(Brief) Restate all the material verbatim, except for the pictures.

(Collection entries)
★ ★ ★ ★

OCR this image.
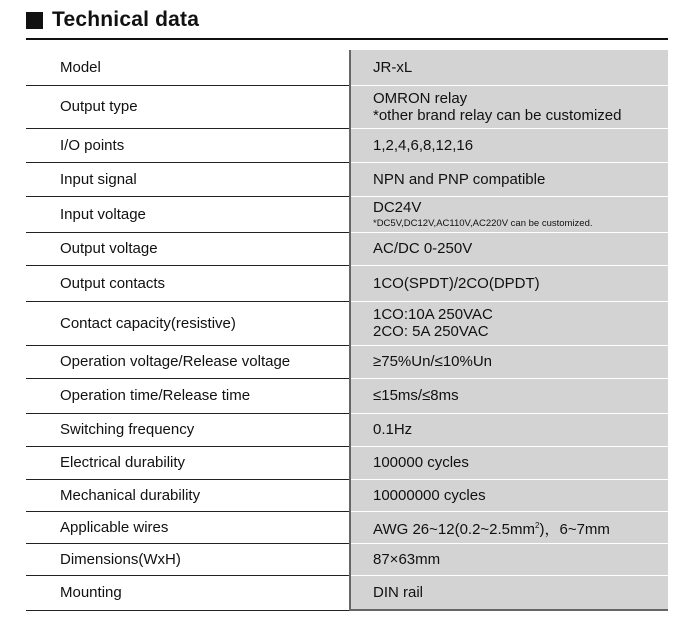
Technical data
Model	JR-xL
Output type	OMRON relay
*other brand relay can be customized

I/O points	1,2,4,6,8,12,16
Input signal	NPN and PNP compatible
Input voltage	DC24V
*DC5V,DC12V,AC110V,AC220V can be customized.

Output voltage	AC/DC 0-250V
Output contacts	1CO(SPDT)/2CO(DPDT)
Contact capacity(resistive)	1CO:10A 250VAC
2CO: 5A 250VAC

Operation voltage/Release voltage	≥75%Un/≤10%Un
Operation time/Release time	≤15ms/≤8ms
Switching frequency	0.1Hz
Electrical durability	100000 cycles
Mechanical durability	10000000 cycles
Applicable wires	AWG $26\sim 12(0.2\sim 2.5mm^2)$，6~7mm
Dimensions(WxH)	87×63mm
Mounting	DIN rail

★ ★ ★ ★

(Worked answer)
OCR this image.
Technical data
Model	JR-xL
Output type	OMRON relay
*other brand relay can be customized

I/O points	1,2,4,6,8,12,16
Input signal	NPN and PNP compatible
Input voltage	DC24V
*DC5V,DC12V,AC110V,AC220V can be customized.

Output voltage	AC/DC 0-250V
Output contacts	1CO(SPDT)/2CO(DPDT)
Contact capacity(resistive)	1CO:10A 250VAC
2CO: 5A 250VAC

Operation voltage/Release voltage	≥75%Un/≤10%Un
Operation time/Release time	≤15ms/≤8ms
Switching frequency	0.1Hz
Electrical durability	100000 cycles
Mechanical durability	10000000 cycles
Applicable wires	AWG $26\sim 12(0.2\sim 2.5mm^2)$，6~7mm
Dimensions(WxH)	87×63mm
Mounting	DIN rail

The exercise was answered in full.